Data entries:

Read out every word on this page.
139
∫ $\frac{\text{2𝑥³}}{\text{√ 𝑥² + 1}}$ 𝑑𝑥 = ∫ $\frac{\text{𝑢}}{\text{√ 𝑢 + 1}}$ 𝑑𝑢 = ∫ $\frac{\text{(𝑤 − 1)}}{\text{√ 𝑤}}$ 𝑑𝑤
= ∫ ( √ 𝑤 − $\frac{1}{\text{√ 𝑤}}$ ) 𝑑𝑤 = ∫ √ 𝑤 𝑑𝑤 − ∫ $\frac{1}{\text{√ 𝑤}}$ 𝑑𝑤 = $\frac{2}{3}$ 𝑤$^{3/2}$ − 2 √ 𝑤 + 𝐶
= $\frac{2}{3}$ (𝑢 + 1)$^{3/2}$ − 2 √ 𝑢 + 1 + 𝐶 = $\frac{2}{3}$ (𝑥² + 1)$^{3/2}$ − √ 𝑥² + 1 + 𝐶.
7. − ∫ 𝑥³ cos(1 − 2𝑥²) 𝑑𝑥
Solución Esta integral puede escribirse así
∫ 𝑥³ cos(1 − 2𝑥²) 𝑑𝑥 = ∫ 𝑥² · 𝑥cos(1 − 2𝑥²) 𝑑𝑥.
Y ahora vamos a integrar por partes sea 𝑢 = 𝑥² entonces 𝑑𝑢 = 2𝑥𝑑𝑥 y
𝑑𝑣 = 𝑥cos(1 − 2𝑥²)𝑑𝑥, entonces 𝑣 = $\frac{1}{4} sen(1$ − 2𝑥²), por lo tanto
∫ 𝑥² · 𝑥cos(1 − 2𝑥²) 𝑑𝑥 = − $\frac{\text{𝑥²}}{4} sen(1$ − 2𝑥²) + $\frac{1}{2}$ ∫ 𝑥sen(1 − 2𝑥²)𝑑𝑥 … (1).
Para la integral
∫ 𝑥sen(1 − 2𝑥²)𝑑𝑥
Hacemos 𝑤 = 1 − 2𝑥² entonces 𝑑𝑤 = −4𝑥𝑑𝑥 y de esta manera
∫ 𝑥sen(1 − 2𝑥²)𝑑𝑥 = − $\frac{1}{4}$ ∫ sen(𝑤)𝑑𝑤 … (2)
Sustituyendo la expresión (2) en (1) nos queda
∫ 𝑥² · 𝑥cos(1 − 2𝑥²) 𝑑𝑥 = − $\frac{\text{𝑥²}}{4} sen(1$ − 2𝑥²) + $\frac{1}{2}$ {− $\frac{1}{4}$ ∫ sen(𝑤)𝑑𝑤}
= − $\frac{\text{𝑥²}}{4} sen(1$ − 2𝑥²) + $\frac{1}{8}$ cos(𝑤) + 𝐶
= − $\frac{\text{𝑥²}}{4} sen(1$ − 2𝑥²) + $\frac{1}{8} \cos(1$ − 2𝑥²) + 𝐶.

- WORK TO DO -
Print the listing above in full, exactly as it is.

- SOLUTION TO THIS PROBLEM -
Read out every word on this page.
139
∫ $\frac{\text{2𝑥³}}{\text{√ 𝑥² + 1}}$ 𝑑𝑥 = ∫ $\frac{\text{𝑢}}{\text{√ 𝑢 + 1}}$ 𝑑𝑢 = ∫ $\frac{\text{(𝑤 − 1)}}{\text{√ 𝑤}}$ 𝑑𝑤
= ∫ ( √ 𝑤 − $\frac{1}{\text{√ 𝑤}}$ ) 𝑑𝑤 = ∫ √ 𝑤 𝑑𝑤 − ∫ $\frac{1}{\text{√ 𝑤}}$ 𝑑𝑤 = $\frac{2}{3}$ 𝑤$^{3/2}$ − 2 √ 𝑤 + 𝐶
= $\frac{2}{3}$ (𝑢 + 1)$^{3/2}$ − 2 √ 𝑢 + 1 + 𝐶 = $\frac{2}{3}$ (𝑥² + 1)$^{3/2}$ − √ 𝑥² + 1 + 𝐶.
7. − ∫ 𝑥³ cos(1 − 2𝑥²) 𝑑𝑥
Solución Esta integral puede escribirse así
∫ 𝑥³ cos(1 − 2𝑥²) 𝑑𝑥 = ∫ 𝑥² · 𝑥cos(1 − 2𝑥²) 𝑑𝑥.
Y ahora vamos a integrar por partes sea 𝑢 = 𝑥² entonces 𝑑𝑢 = 2𝑥𝑑𝑥 y
𝑑𝑣 = 𝑥cos(1 − 2𝑥²)𝑑𝑥, entonces 𝑣 = $\frac{1}{4} sen(1$ − 2𝑥²), por lo tanto
∫ 𝑥² · 𝑥cos(1 − 2𝑥²) 𝑑𝑥 = − $\frac{\text{𝑥²}}{4} sen(1$ − 2𝑥²) + $\frac{1}{2}$ ∫ 𝑥sen(1 − 2𝑥²)𝑑𝑥 … (1).
Para la integral
∫ 𝑥sen(1 − 2𝑥²)𝑑𝑥
Hacemos 𝑤 = 1 − 2𝑥² entonces 𝑑𝑤 = −4𝑥𝑑𝑥 y de esta manera
∫ 𝑥sen(1 − 2𝑥²)𝑑𝑥 = − $\frac{1}{4}$ ∫ sen(𝑤)𝑑𝑤 … (2)
Sustituyendo la expresión (2) en (1) nos queda
∫ 𝑥² · 𝑥cos(1 − 2𝑥²) 𝑑𝑥 = − $\frac{\text{𝑥²}}{4} sen(1$ − 2𝑥²) + $\frac{1}{2}$ {− $\frac{1}{4}$ ∫ sen(𝑤)𝑑𝑤}
= − $\frac{\text{𝑥²}}{4} sen(1$ − 2𝑥²) + $\frac{1}{8}$ cos(𝑤) + 𝐶
= − $\frac{\text{𝑥²}}{4} sen(1$ − 2𝑥²) + $\frac{1}{8} \cos(1$ − 2𝑥²) + 𝐶.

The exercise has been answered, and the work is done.